## start
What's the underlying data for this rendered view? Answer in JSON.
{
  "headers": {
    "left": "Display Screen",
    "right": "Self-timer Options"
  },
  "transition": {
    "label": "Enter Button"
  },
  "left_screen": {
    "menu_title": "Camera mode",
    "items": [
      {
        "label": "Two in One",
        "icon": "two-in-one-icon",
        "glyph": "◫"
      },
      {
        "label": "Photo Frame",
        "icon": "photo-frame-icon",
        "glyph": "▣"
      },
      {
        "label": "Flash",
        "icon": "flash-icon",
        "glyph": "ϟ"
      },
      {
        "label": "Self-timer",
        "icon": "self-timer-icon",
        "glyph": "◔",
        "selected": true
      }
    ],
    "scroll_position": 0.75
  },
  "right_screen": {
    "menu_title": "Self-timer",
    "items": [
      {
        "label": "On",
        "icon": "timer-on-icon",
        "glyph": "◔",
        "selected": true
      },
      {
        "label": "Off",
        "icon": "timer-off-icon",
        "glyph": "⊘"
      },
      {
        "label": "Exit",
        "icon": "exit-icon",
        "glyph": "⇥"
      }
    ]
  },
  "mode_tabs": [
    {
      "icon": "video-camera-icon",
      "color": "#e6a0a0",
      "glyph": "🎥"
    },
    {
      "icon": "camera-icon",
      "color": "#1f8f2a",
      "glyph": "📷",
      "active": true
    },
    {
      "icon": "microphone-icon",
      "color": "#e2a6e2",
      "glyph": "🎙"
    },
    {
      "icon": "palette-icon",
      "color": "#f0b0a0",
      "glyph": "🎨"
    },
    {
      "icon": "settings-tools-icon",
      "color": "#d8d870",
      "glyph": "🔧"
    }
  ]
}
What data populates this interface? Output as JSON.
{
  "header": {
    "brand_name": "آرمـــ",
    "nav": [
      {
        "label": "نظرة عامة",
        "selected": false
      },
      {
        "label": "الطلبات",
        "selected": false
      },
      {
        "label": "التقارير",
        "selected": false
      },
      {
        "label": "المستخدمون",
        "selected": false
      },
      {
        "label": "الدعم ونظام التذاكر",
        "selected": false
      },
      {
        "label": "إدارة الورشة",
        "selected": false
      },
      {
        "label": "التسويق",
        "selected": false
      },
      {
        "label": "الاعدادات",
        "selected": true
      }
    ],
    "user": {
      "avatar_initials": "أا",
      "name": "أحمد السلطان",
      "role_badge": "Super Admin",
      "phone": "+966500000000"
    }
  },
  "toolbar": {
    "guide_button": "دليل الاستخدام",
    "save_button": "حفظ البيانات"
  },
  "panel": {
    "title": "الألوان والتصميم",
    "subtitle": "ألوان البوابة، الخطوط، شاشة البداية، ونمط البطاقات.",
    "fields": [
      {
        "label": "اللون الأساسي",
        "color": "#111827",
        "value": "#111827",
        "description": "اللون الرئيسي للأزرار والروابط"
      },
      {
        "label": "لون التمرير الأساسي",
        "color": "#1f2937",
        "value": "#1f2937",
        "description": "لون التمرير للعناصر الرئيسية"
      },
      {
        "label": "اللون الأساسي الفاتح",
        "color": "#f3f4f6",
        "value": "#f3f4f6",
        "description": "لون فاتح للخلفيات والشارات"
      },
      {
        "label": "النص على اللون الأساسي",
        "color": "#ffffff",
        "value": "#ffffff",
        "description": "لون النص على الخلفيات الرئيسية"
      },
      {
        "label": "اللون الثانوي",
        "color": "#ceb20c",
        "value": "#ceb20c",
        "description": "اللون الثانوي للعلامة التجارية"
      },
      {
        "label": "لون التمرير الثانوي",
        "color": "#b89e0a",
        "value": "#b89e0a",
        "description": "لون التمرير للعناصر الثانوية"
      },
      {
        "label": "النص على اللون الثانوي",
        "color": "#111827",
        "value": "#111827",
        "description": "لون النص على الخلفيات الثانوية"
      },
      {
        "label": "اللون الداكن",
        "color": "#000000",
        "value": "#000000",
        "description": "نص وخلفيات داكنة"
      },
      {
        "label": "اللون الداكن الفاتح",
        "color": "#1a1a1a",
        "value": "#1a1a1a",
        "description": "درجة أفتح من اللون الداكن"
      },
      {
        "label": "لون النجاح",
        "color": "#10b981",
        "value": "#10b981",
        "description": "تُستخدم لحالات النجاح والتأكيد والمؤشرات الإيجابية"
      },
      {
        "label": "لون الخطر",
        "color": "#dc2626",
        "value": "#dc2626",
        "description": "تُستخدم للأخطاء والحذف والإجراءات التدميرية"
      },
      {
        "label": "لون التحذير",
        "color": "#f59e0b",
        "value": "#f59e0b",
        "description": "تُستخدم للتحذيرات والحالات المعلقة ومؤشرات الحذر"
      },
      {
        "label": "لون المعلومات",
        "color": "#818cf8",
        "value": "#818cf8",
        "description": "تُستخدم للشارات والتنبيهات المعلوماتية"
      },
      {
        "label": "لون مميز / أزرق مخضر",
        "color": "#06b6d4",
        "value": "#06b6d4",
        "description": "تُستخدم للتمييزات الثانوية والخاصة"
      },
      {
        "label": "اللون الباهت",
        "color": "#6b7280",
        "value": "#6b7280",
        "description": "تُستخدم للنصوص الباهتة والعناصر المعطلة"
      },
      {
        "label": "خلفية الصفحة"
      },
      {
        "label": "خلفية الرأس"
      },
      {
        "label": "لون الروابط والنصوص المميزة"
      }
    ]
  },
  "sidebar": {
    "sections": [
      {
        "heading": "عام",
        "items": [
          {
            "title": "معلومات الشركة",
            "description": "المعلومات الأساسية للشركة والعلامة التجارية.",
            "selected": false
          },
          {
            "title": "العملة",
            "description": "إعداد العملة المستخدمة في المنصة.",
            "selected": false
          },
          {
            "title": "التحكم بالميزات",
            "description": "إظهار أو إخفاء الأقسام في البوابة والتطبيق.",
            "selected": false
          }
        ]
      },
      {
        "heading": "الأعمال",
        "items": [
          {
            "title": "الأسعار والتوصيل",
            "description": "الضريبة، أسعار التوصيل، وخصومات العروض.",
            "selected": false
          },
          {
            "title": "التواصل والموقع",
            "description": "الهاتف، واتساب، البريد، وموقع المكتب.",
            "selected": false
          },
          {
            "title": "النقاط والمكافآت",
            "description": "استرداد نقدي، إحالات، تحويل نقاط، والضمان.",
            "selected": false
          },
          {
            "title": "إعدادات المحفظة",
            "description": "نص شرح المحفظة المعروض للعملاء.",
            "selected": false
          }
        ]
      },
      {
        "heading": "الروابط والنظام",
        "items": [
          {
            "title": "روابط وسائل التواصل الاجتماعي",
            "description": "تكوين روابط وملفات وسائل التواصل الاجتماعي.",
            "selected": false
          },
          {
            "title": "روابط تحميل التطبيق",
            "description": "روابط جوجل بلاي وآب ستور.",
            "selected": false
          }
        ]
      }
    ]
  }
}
## end
- [GIVEN TASK]
Repeat each of the entries above precisely as given.

- [TASK ANSWER]
What's the underlying data for this rendered view? Answer in JSON.
{
  "headers": {
    "left": "Display Screen",
    "right": "Self-timer Options"
  },
  "transition": {
    "label": "Enter Button"
  },
  "left_screen": {
    "menu_title": "Camera mode",
    "items": [
      {
        "label": "Two in One",
        "icon": "two-in-one-icon",
        "glyph": "◫"
      },
      {
        "label": "Photo Frame",
        "icon": "photo-frame-icon",
        "glyph": "▣"
      },
      {
        "label": "Flash",
        "icon": "flash-icon",
        "glyph": "ϟ"
      },
      {
        "label": "Self-timer",
        "icon": "self-timer-icon",
        "glyph": "◔",
        "selected": true
      }
    ],
    "scroll_position": 0.75
  },
  "right_screen": {
    "menu_title": "Self-timer",
    "items": [
      {
        "label": "On",
        "icon": "timer-on-icon",
        "glyph": "◔",
        "selected": true
      },
      {
        "label": "Off",
        "icon": "timer-off-icon",
        "glyph": "⊘"
      },
      {
        "label": "Exit",
        "icon": "exit-icon",
        "glyph": "⇥"
      }
    ]
  },
  "mode_tabs": [
    {
      "icon": "video-camera-icon",
      "color": "#e6a0a0",
      "glyph": "🎥"
    },
    {
      "icon": "camera-icon",
      "color": "#1f8f2a",
      "glyph": "📷",
      "active": true
    },
    {
      "icon": "microphone-icon",
      "color": "#e2a6e2",
      "glyph": "🎙"
    },
    {
      "icon": "palette-icon",
      "color": "#f0b0a0",
      "glyph": "🎨"
    },
    {
      "icon": "settings-tools-icon",
      "color": "#d8d870",
      "glyph": "🔧"
    }
  ]
}
What data populates this interface? Output as JSON.
{
  "header": {
    "brand_name": "آرمـــ",
    "nav": [
      {
        "label": "نظرة عامة",
        "selected": false
      },
      {
        "label": "الطلبات",
        "selected": false
      },
      {
        "label": "التقارير",
        "selected": false
      },
      {
        "label": "المستخدمون",
        "selected": false
      },
      {
        "label": "الدعم ونظام التذاكر",
        "selected": false
      },
      {
        "label": "إدارة الورشة",
        "selected": false
      },
      {
        "label": "التسويق",
        "selected": false
      },
      {
        "label": "الاعدادات",
        "selected": true
      }
    ],
    "user": {
      "avatar_initials": "أا",
      "name": "أحمد السلطان",
      "role_badge": "Super Admin",
      "phone": "+966500000000"
    }
  },
  "toolbar": {
    "guide_button": "دليل الاستخدام",
    "save_button": "حفظ البيانات"
  },
  "panel": {
    "title": "الألوان والتصميم",
    "subtitle": "ألوان البوابة، الخطوط، شاشة البداية، ونمط البطاقات.",
    "fields": [
      {
        "label": "اللون الأساسي",
        "color": "#111827",
        "value": "#111827",
        "description": "اللون الرئيسي للأزرار والروابط"
      },
      {
        "label": "لون التمرير الأساسي",
        "color": "#1f2937",
        "value": "#1f2937",
        "description": "لون التمرير للعناصر الرئيسية"
      },
      {
        "label": "اللون الأساسي الفاتح",
        "color": "#f3f4f6",
        "value": "#f3f4f6",
        "description": "لون فاتح للخلفيات والشارات"
      },
      {
        "label": "النص على اللون الأساسي",
        "color": "#ffffff",
        "value": "#ffffff",
        "description": "لون النص على الخلفيات الرئيسية"
      },
      {
        "label": "اللون الثانوي",
        "color": "#ceb20c",
        "value": "#ceb20c",
        "description": "اللون الثانوي للعلامة التجارية"
      },
      {
        "label": "لون التمرير الثانوي",
        "color": "#b89e0a",
        "value": "#b89e0a",
        "description": "لون التمرير للعناصر الثانوية"
      },
      {
        "label": "النص على اللون الثانوي",
        "color": "#111827",
        "value": "#111827",
        "description": "لون النص على الخلفيات الثانوية"
      },
      {
        "label": "اللون الداكن",
        "color": "#000000",
        "value": "#000000",
        "description": "نص وخلفيات داكنة"
      },
      {
        "label": "اللون الداكن الفاتح",
        "color": "#1a1a1a",
        "value": "#1a1a1a",
        "description": "درجة أفتح من اللون الداكن"
      },
      {
        "label": "لون النجاح",
        "color": "#10b981",
        "value": "#10b981",
        "description": "تُستخدم لحالات النجاح والتأكيد والمؤشرات الإيجابية"
      },
      {
        "label": "لون الخطر",
        "color": "#dc2626",
        "value": "#dc2626",
        "description": "تُستخدم للأخطاء والحذف والإجراءات التدميرية"
      },
      {
        "label": "لون التحذير",
        "color": "#f59e0b",
        "value": "#f59e0b",
        "description": "تُستخدم للتحذيرات والحالات المعلقة ومؤشرات الحذر"
      },
      {
        "label": "لون المعلومات",
        "color": "#818cf8",
        "value": "#818cf8",
        "description": "تُستخدم للشارات والتنبيهات المعلوماتية"
      },
      {
        "label": "لون مميز / أزرق مخضر",
        "color": "#06b6d4",
        "value": "#06b6d4",
        "description": "تُستخدم للتمييزات الثانوية والخاصة"
      },
      {
        "label": "اللون الباهت",
        "color": "#6b7280",
        "value": "#6b7280",
        "description": "تُستخدم للنصوص الباهتة والعناصر المعطلة"
      },
      {
        "label": "خلفية الصفحة"
      },
      {
        "label": "خلفية الرأس"
      },
      {
        "label": "لون الروابط والنصوص المميزة"
      }
    ]
  },
  "sidebar": {
    "sections": [
      {
        "heading": "عام",
        "items": [
          {
            "title": "معلومات الشركة",
            "description": "المعلومات الأساسية للشركة والعلامة التجارية.",
            "selected": false
          },
          {
            "title": "العملة",
            "description": "إعداد العملة المستخدمة في المنصة.",
            "selected": false
          },
          {
            "title": "التحكم بالميزات",
            "description": "إظهار أو إخفاء الأقسام في البوابة والتطبيق.",
            "selected": false
          }
        ]
      },
      {
        "heading": "الأعمال",
        "items": [
          {
            "title": "الأسعار والتوصيل",
            "description": "الضريبة، أسعار التوصيل، وخصومات العروض.",
            "selected": false
          },
          {
            "title": "التواصل والموقع",
            "description": "الهاتف، واتساب، البريد، وموقع المكتب.",
            "selected": false
          },
          {
            "title": "النقاط والمكافآت",
            "description": "استرداد نقدي، إحالات، تحويل نقاط، والضمان.",
            "selected": false
          },
          {
            "title": "إعدادات المحفظة",
            "description": "نص شرح المحفظة المعروض للعملاء.",
            "selected": false
          }
        ]
      },
      {
        "heading": "الروابط والنظام",
        "items": [
          {
            "title": "روابط وسائل التواصل الاجتماعي",
            "description": "تكوين روابط وملفات وسائل التواصل الاجتماعي.",
            "selected": false
          },
          {
            "title": "روابط تحميل التطبيق",
            "description": "روابط جوجل بلاي وآب ستور.",
            "selected": false
          }
        ]
      }
    ]
  }
}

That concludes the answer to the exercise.